Chart and figure data:
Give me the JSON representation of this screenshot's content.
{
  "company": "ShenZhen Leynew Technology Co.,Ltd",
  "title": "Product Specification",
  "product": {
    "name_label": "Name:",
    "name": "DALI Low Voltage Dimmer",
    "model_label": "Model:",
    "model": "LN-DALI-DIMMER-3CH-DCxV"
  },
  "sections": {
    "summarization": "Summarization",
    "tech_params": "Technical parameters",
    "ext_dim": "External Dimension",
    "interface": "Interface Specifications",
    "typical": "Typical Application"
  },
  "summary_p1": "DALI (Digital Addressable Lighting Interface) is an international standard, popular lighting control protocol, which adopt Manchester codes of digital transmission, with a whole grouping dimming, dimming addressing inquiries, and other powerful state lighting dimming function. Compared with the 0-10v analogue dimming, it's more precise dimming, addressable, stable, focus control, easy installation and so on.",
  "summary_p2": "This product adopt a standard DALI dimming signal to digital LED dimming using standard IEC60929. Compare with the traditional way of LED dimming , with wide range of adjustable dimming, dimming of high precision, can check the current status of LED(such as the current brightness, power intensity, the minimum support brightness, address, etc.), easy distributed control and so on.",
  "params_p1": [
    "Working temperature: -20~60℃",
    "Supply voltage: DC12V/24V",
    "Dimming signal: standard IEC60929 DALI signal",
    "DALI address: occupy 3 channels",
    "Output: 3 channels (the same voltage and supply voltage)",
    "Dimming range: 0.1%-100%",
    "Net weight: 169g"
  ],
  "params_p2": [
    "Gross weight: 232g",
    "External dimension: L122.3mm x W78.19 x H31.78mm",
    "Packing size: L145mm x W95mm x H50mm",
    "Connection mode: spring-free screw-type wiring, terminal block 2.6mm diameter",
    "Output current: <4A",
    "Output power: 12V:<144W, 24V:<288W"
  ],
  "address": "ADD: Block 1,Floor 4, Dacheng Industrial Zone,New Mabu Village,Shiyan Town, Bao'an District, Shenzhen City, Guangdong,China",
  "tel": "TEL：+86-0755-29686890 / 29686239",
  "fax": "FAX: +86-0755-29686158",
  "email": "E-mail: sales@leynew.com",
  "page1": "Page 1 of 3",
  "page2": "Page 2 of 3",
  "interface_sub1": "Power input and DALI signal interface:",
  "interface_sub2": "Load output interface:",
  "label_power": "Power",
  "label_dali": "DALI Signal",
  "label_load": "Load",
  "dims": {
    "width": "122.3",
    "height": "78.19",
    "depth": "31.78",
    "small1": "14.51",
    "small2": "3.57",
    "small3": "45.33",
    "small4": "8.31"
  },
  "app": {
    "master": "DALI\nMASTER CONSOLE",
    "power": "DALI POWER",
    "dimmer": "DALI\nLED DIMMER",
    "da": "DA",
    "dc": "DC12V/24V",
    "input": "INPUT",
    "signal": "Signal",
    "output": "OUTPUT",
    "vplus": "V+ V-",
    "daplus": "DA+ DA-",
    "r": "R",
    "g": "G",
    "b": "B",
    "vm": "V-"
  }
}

### YOUR INSTRUCTIONS
All of the records must be retyped exactly as they are.

### SOLUTION FOR THIS PROBLEM
Give me the JSON representation of this screenshot's content.
{
  "company": "ShenZhen Leynew Technology Co.,Ltd",
  "title": "Product Specification",
  "product": {
    "name_label": "Name:",
    "name": "DALI Low Voltage Dimmer",
    "model_label": "Model:",
    "model": "LN-DALI-DIMMER-3CH-DCxV"
  },
  "sections": {
    "summarization": "Summarization",
    "tech_params": "Technical parameters",
    "ext_dim": "External Dimension",
    "interface": "Interface Specifications",
    "typical": "Typical Application"
  },
  "summary_p1": "DALI (Digital Addressable Lighting Interface) is an international standard, popular lighting control protocol, which adopt Manchester codes of digital transmission, with a whole grouping dimming, dimming addressing inquiries, and other powerful state lighting dimming function. Compared with the 0-10v analogue dimming, it's more precise dimming, addressable, stable, focus control, easy installation and so on.",
  "summary_p2": "This product adopt a standard DALI dimming signal to digital LED dimming using standard IEC60929. Compare with the traditional way of LED dimming , with wide range of adjustable dimming, dimming of high precision, can check the current status of LED(such as the current brightness, power intensity, the minimum support brightness, address, etc.), easy distributed control and so on.",
  "params_p1": [
    "Working temperature: -20~60℃",
    "Supply voltage: DC12V/24V",
    "Dimming signal: standard IEC60929 DALI signal",
    "DALI address: occupy 3 channels",
    "Output: 3 channels (the same voltage and supply voltage)",
    "Dimming range: 0.1%-100%",
    "Net weight: 169g"
  ],
  "params_p2": [
    "Gross weight: 232g",
    "External dimension: L122.3mm x W78.19 x H31.78mm",
    "Packing size: L145mm x W95mm x H50mm",
    "Connection mode: spring-free screw-type wiring, terminal block 2.6mm diameter",
    "Output current: <4A",
    "Output power: 12V:<144W, 24V:<288W"
  ],
  "address": "ADD: Block 1,Floor 4, Dacheng Industrial Zone,New Mabu Village,Shiyan Town, Bao'an District, Shenzhen City, Guangdong,China",
  "tel": "TEL：+86-0755-29686890 / 29686239",
  "fax": "FAX: +86-0755-29686158",
  "email": "E-mail: sales@leynew.com",
  "page1": "Page 1 of 3",
  "page2": "Page 2 of 3",
  "interface_sub1": "Power input and DALI signal interface:",
  "interface_sub2": "Load output interface:",
  "label_power": "Power",
  "label_dali": "DALI Signal",
  "label_load": "Load",
  "dims": {
    "width": "122.3",
    "height": "78.19",
    "depth": "31.78",
    "small1": "14.51",
    "small2": "3.57",
    "small3": "45.33",
    "small4": "8.31"
  },
  "app": {
    "master": "DALI\nMASTER CONSOLE",
    "power": "DALI POWER",
    "dimmer": "DALI\nLED DIMMER",
    "da": "DA",
    "dc": "DC12V/24V",
    "input": "INPUT",
    "signal": "Signal",
    "output": "OUTPUT",
    "vplus": "V+ V-",
    "daplus": "DA+ DA-",
    "r": "R",
    "g": "G",
    "b": "B",
    "vm": "V-"
  }
}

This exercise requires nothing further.